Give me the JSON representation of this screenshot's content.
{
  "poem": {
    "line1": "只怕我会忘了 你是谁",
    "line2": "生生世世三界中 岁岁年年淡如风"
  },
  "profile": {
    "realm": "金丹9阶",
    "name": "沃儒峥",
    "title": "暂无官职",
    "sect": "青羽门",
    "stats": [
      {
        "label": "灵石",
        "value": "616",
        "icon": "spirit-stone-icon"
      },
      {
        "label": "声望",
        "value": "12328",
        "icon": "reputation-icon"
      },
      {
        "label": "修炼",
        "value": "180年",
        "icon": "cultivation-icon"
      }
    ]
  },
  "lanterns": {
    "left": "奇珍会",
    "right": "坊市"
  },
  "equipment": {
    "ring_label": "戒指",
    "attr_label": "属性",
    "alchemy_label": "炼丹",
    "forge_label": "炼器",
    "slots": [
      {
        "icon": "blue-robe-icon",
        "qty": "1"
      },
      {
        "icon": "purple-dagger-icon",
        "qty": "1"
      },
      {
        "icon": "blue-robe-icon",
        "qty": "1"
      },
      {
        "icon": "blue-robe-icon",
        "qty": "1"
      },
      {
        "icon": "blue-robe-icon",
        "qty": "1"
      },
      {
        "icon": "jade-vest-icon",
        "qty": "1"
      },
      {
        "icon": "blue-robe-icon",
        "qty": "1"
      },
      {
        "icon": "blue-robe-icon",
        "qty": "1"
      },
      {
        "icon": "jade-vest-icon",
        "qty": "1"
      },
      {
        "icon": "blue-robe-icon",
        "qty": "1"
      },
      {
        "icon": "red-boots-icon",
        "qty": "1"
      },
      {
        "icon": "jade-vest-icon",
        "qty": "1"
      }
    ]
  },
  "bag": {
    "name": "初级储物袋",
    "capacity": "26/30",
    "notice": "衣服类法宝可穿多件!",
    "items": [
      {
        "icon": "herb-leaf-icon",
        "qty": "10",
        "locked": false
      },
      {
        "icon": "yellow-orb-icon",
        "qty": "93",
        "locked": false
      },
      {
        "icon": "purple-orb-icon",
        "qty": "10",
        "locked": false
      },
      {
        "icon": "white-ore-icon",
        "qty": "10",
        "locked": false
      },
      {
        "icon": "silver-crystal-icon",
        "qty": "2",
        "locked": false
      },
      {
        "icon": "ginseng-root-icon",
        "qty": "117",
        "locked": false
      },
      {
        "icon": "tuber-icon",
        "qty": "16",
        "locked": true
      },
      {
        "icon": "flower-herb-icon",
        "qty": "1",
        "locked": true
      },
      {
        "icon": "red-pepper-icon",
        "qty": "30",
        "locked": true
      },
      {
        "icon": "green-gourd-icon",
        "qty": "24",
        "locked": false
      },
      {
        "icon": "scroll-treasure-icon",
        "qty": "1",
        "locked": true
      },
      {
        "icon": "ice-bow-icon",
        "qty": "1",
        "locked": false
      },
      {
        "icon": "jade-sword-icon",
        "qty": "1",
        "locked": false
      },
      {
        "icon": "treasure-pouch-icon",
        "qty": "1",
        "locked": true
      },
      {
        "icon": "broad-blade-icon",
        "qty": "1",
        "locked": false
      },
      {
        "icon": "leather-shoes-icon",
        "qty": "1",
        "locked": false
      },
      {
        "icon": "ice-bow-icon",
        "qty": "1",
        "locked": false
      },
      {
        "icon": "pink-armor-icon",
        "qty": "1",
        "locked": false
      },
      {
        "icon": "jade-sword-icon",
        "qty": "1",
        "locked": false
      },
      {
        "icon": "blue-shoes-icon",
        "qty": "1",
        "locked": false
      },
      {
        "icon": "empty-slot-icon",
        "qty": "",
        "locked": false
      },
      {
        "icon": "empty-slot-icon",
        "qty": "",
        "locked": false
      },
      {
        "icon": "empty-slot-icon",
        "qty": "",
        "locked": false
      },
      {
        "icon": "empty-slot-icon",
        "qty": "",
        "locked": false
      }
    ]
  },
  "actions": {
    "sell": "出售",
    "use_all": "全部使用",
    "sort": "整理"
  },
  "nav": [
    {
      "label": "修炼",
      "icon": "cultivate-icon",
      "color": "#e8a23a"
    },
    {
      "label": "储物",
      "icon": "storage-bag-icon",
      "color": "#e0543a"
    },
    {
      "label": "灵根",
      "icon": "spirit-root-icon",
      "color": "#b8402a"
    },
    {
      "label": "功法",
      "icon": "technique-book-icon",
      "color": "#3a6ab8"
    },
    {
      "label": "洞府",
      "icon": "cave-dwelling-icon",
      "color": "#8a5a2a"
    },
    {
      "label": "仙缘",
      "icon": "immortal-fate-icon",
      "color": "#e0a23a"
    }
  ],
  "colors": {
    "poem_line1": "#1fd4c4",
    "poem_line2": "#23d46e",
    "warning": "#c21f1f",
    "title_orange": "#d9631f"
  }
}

_ _ _ _

● STATED PROBLEM
Tally the lines that hold the string "treasure" and state the total, nothing more.

● EXERCISE RESULT
2